--- start of Given records ---

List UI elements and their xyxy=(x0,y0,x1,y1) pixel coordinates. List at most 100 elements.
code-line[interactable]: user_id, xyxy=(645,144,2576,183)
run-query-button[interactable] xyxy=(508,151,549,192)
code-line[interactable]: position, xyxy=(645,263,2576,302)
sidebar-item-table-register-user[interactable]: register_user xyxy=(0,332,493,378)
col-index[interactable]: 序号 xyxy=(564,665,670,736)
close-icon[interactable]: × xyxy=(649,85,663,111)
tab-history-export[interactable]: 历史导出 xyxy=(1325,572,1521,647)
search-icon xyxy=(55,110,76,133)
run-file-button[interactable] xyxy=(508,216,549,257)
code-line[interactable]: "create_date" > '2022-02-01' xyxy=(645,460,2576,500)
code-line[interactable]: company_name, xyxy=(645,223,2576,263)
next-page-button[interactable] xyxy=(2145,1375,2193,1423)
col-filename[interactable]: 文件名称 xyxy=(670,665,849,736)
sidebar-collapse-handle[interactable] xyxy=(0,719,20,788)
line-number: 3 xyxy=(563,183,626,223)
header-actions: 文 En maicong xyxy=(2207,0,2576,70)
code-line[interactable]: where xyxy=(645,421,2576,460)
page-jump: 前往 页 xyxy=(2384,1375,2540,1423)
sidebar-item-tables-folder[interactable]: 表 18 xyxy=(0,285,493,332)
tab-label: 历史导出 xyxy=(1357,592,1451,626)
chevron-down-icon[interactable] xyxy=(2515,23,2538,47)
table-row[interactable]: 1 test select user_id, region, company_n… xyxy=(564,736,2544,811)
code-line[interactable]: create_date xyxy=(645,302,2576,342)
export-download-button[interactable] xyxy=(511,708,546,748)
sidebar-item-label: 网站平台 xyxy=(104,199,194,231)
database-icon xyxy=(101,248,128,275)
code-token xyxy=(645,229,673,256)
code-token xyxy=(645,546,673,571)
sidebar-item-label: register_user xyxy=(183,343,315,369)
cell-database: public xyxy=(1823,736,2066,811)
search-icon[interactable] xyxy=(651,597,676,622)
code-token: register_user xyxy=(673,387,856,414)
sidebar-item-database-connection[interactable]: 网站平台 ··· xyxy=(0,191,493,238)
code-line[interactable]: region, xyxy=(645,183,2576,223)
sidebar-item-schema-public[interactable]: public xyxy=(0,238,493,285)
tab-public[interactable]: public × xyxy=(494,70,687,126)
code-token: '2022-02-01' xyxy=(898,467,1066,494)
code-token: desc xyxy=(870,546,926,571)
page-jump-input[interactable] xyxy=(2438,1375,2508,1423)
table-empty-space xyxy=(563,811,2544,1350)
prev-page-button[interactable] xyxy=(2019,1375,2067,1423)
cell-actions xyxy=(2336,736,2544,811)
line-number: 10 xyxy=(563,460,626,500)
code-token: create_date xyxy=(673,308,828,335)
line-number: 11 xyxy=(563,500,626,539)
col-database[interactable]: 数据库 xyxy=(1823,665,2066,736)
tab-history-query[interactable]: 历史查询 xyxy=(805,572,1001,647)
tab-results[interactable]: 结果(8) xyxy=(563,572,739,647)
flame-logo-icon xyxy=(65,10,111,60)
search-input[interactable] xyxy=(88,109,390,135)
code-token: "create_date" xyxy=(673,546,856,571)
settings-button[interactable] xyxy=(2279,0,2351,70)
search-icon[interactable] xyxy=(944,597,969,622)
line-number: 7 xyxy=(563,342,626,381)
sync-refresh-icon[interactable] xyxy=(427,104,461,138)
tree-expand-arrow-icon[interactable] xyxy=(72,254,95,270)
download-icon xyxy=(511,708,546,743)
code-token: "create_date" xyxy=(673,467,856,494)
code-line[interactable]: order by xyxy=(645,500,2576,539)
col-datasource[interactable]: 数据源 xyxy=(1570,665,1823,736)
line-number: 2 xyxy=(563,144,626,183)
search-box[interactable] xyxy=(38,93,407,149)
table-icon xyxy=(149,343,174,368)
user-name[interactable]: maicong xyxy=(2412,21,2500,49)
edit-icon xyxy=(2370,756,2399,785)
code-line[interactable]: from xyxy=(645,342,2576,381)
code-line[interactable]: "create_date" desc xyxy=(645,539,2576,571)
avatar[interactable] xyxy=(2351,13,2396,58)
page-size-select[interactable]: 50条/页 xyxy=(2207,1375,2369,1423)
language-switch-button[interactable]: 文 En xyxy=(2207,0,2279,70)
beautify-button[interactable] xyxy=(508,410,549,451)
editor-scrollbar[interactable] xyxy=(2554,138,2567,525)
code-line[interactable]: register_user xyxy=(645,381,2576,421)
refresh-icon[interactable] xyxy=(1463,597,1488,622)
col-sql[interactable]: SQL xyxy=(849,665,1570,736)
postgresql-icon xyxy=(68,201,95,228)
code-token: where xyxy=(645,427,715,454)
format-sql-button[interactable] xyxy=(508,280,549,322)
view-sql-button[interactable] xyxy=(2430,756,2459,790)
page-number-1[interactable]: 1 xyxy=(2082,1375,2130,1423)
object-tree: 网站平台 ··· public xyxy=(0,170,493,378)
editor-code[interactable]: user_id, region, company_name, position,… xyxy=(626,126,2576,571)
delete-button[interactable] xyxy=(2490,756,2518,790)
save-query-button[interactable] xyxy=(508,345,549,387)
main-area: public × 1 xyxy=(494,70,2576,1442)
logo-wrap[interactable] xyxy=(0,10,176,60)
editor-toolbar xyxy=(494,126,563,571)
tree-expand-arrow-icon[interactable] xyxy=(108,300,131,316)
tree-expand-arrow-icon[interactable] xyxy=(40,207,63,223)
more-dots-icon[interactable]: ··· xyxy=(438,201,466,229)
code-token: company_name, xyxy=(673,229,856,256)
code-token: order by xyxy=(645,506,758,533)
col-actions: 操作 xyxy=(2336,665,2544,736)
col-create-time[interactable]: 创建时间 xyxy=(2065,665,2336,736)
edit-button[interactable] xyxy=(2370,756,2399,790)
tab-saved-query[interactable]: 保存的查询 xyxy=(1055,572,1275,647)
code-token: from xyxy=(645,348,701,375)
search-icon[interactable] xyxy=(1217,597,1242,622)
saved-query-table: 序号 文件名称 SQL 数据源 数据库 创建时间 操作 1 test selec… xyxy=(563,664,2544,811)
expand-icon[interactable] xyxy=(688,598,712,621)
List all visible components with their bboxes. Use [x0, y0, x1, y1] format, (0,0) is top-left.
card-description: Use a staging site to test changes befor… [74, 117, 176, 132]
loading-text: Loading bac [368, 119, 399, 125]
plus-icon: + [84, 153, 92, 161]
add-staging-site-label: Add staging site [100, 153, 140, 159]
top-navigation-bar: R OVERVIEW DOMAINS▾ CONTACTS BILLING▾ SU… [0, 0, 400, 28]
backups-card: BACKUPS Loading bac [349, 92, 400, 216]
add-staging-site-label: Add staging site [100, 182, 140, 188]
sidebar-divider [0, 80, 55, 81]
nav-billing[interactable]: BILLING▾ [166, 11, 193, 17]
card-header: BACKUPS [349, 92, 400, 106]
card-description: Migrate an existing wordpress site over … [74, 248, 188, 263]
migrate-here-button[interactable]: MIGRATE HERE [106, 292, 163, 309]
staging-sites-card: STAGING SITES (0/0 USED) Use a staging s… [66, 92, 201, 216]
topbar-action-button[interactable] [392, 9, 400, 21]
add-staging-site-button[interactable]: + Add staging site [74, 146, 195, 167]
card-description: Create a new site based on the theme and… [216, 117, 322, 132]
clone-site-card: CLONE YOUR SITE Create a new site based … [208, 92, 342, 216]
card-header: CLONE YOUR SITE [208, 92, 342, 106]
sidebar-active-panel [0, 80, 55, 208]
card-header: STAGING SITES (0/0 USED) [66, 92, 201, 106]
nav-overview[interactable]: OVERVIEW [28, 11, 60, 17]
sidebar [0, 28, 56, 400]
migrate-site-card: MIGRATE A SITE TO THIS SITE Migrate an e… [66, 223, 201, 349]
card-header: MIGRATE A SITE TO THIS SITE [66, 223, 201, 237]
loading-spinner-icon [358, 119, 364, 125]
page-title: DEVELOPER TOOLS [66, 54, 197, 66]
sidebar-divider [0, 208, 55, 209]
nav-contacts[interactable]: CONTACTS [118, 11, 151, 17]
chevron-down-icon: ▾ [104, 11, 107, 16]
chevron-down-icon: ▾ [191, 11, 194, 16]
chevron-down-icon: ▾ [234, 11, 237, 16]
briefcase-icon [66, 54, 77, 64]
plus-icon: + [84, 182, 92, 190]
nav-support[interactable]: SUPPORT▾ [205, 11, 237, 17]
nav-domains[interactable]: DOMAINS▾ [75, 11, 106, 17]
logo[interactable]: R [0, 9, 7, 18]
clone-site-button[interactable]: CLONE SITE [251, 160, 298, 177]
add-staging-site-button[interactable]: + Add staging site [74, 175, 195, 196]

--- end of Given records ---

• [What you have to do]: Format the part of the listing that opens at its first line and closes with the line containing "code-token: register_user xyxy=(673,387,856,414)" as a numbered list, leaving out any blank lines.

• [Solved exercise]:
1. List UI elements and their xyxy=(x0,y0,x1,y1) pixel coordinates. List at most 100 elements.
2. code-line[interactable]: user_id, xyxy=(645,144,2576,183)
3. run-query-button[interactable] xyxy=(508,151,549,192)
4. code-line[interactable]: position, xyxy=(645,263,2576,302)
5. sidebar-item-table-register-user[interactable]: register_user xyxy=(0,332,493,378)
6. col-index[interactable]: 序号 xyxy=(564,665,670,736)
7. close-icon[interactable]: × xyxy=(649,85,663,111)
8. tab-history-export[interactable]: 历史导出 xyxy=(1325,572,1521,647)
9. search-icon xyxy=(55,110,76,133)
10. run-file-button[interactable] xyxy=(508,216,549,257)
11. code-line[interactable]: "create_date" > '2022-02-01' xyxy=(645,460,2576,500)
12. code-line[interactable]: company_name, xyxy=(645,223,2576,263)
13. next-page-button[interactable] xyxy=(2145,1375,2193,1423)
14. col-filename[interactable]: 文件名称 xyxy=(670,665,849,736)
15. sidebar-collapse-handle[interactable] xyxy=(0,719,20,788)
16. line-number: 3 xyxy=(563,183,626,223)
17. header-actions: 文 En maicong xyxy=(2207,0,2576,70)
18. code-line[interactable]: where xyxy=(645,421,2576,460)
19. page-jump: 前往 页 xyxy=(2384,1375,2540,1423)
20. sidebar-item-tables-folder[interactable]: 表 18 xyxy=(0,285,493,332)
21. tab-label: 历史导出 xyxy=(1357,592,1451,626)
22. chevron-down-icon[interactable] xyxy=(2515,23,2538,47)
23. table-row[interactable]: 1 test select user_id, region, company_n… xyxy=(564,736,2544,811)
24. code-line[interactable]: create_date xyxy=(645,302,2576,342)
25. export-download-button[interactable] xyxy=(511,708,546,748)
26. sidebar-item-label: 网站平台 xyxy=(104,199,194,231)
27. database-icon xyxy=(101,248,128,275)
28. code-token xyxy=(645,229,673,256)
29. code-token xyxy=(645,546,673,571)
30. sidebar-item-label: register_user xyxy=(183,343,315,369)
31. cell-database: public xyxy=(1823,736,2066,811)
32. search-icon[interactable] xyxy=(651,597,676,622)
33. code-token: register_user xyxy=(673,387,856,414)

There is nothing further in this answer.